### REQUIRED TASK
Below is a block of records; reproduce all of them exactly and leave out any pictures.

### PROVIDED RECORDS

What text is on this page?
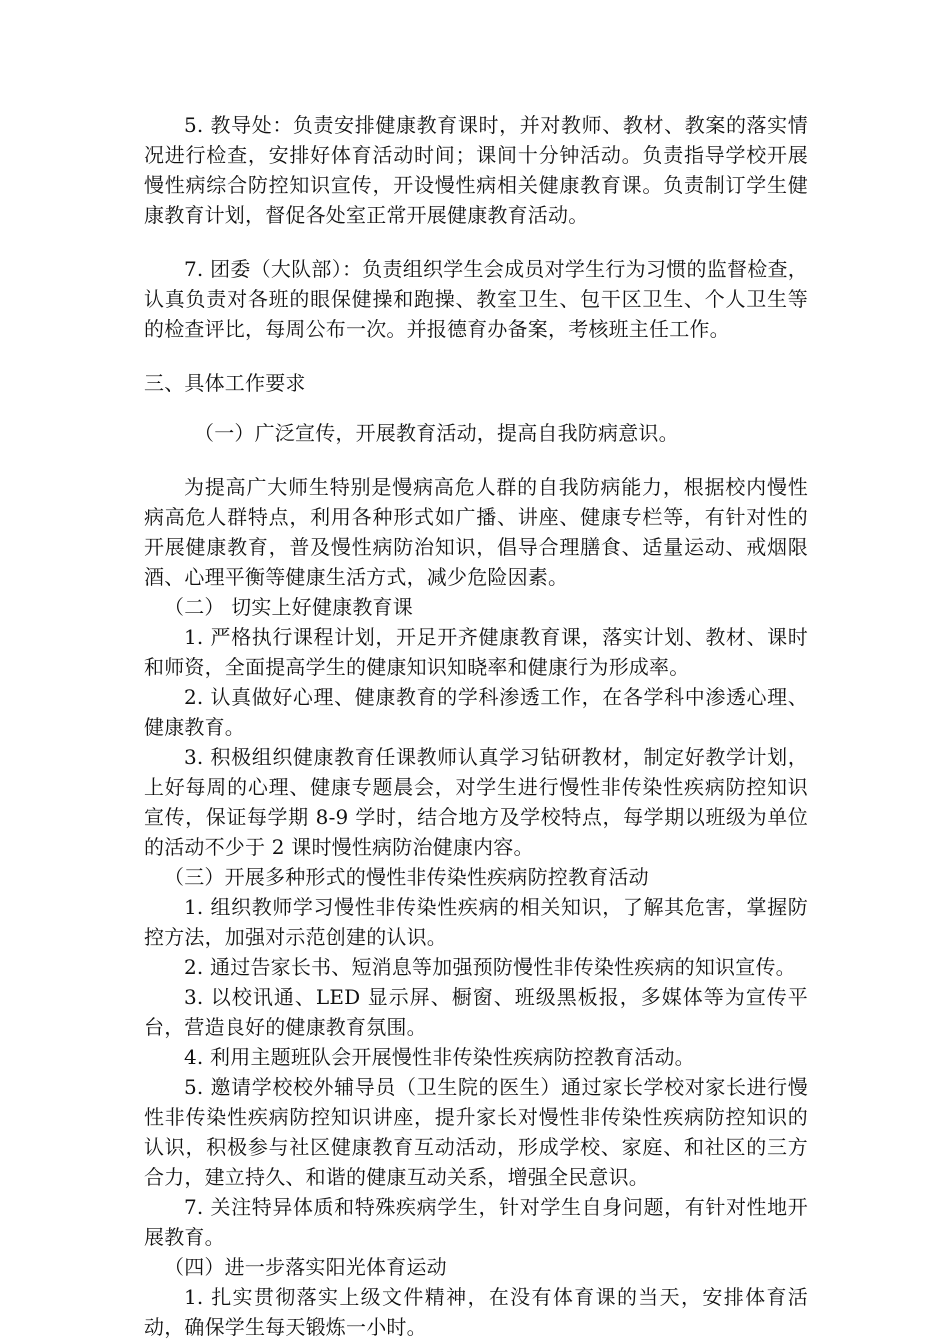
5. 教导处：负责安排健康教育课时，并对教师、教材、教案的落实情况进行检查，安排好体育活动时间；课间十分钟活动。负责指导学校开展慢性病综合防控知识宣传，开设慢性病相关健康教育课。负责制订学生健康教育计划，督促各处室正常开展健康教育活动。

7. 团委（大队部）：负责组织学生会成员对学生行为习惯的监督检查，认真负责对各班的眼保健操和跑操、教室卫生、包干区卫生、个人卫生等的检查评比，每周公布一次。并报德育办备案，考核班主任工作。

三、具体工作要求

（一）广泛宣传，开展教育活动，提高自我防病意识。

为提高广大师生特别是慢病高危人群的自我防病能力，根据校内慢性病高危人群特点，利用各种形式如广播、讲座、健康专栏等，有针对性的开展健康教育，普及慢性病防治知识，倡导合理膳食、适量运动、戒烟限酒、心理平衡等健康生活方式，减少危险因素。

（二） 切实上好健康教育课

1. 严格执行课程计划，开足开齐健康教育课，落实计划、教材、课时和师资，全面提高学生的健康知识知晓率和健康行为形成率。

2. 认真做好心理、健康教育的学科渗透工作，在各学科中渗透心理、健康教育。

3. 积极组织健康教育任课教师认真学习钻研教材，制定好教学计划，上好每周的心理、健康专题晨会，对学生进行慢性非传染性疾病防控知识宣传，保证每学期 8-9 学时，结合地方及学校特点，每学期以班级为单位的活动不少于 2 课时慢性病防治健康内容。

（三）开展多种形式的慢性非传染性疾病防控教育活动

1. 组织教师学习慢性非传染性疾病的相关知识，了解其危害，掌握防控方法，加强对示范创建的认识。

2. 通过告家长书、短消息等加强预防慢性非传染性疾病的知识宣传。

3. 以校讯通、LED 显示屏、橱窗、班级黑板报，多媒体等为宣传平台，营造良好的健康教育氛围。

4. 利用主题班队会开展慢性非传染性疾病防控教育活动。

5. 邀请学校校外辅导员（卫生院的医生）通过家长学校对家长进行慢性非传染性疾病防控知识讲座，提升家长对慢性非传染性疾病防控知识的认识，积极参与社区健康教育互动活动，形成学校、家庭、和社区的三方合力，建立持久、和谐的健康互动关系，增强全民意识。

7. 关注特异体质和特殊疾病学生，针对学生自身问题，有针对性地开展教育。

（四）进一步落实阳光体育运动

1. 扎实贯彻落实上级文件精神，在没有体育课的当天，安排体育活动，确保学生每天锻炼一小时。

### WRITTEN RESPONSE
What text is on this page?
5. 教导处：负责安排健康教育课时，并对教师、教材、教案的落实情况进行检查，安排好体育活动时间；课间十分钟活动。负责指导学校开展慢性病综合防控知识宣传，开设慢性病相关健康教育课。负责制订学生健康教育计划，督促各处室正常开展健康教育活动。

7. 团委（大队部）：负责组织学生会成员对学生行为习惯的监督检查，认真负责对各班的眼保健操和跑操、教室卫生、包干区卫生、个人卫生等的检查评比，每周公布一次。并报德育办备案，考核班主任工作。

三、具体工作要求

（一）广泛宣传，开展教育活动，提高自我防病意识。

为提高广大师生特别是慢病高危人群的自我防病能力，根据校内慢性病高危人群特点，利用各种形式如广播、讲座、健康专栏等，有针对性的开展健康教育，普及慢性病防治知识，倡导合理膳食、适量运动、戒烟限酒、心理平衡等健康生活方式，减少危险因素。

（二） 切实上好健康教育课

1. 严格执行课程计划，开足开齐健康教育课，落实计划、教材、课时和师资，全面提高学生的健康知识知晓率和健康行为形成率。

2. 认真做好心理、健康教育的学科渗透工作，在各学科中渗透心理、健康教育。

3. 积极组织健康教育任课教师认真学习钻研教材，制定好教学计划，上好每周的心理、健康专题晨会，对学生进行慢性非传染性疾病防控知识宣传，保证每学期 8-9 学时，结合地方及学校特点，每学期以班级为单位的活动不少于 2 课时慢性病防治健康内容。

（三）开展多种形式的慢性非传染性疾病防控教育活动

1. 组织教师学习慢性非传染性疾病的相关知识，了解其危害，掌握防控方法，加强对示范创建的认识。

2. 通过告家长书、短消息等加强预防慢性非传染性疾病的知识宣传。

3. 以校讯通、LED 显示屏、橱窗、班级黑板报，多媒体等为宣传平台，营造良好的健康教育氛围。

4. 利用主题班队会开展慢性非传染性疾病防控教育活动。

5. 邀请学校校外辅导员（卫生院的医生）通过家长学校对家长进行慢性非传染性疾病防控知识讲座，提升家长对慢性非传染性疾病防控知识的认识，积极参与社区健康教育互动活动，形成学校、家庭、和社区的三方合力，建立持久、和谐的健康互动关系，增强全民意识。

7. 关注特异体质和特殊疾病学生，针对学生自身问题，有针对性地开展教育。

（四）进一步落实阳光体育运动

1. 扎实贯彻落实上级文件精神，在没有体育课的当天，安排体育活动，确保学生每天锻炼一小时。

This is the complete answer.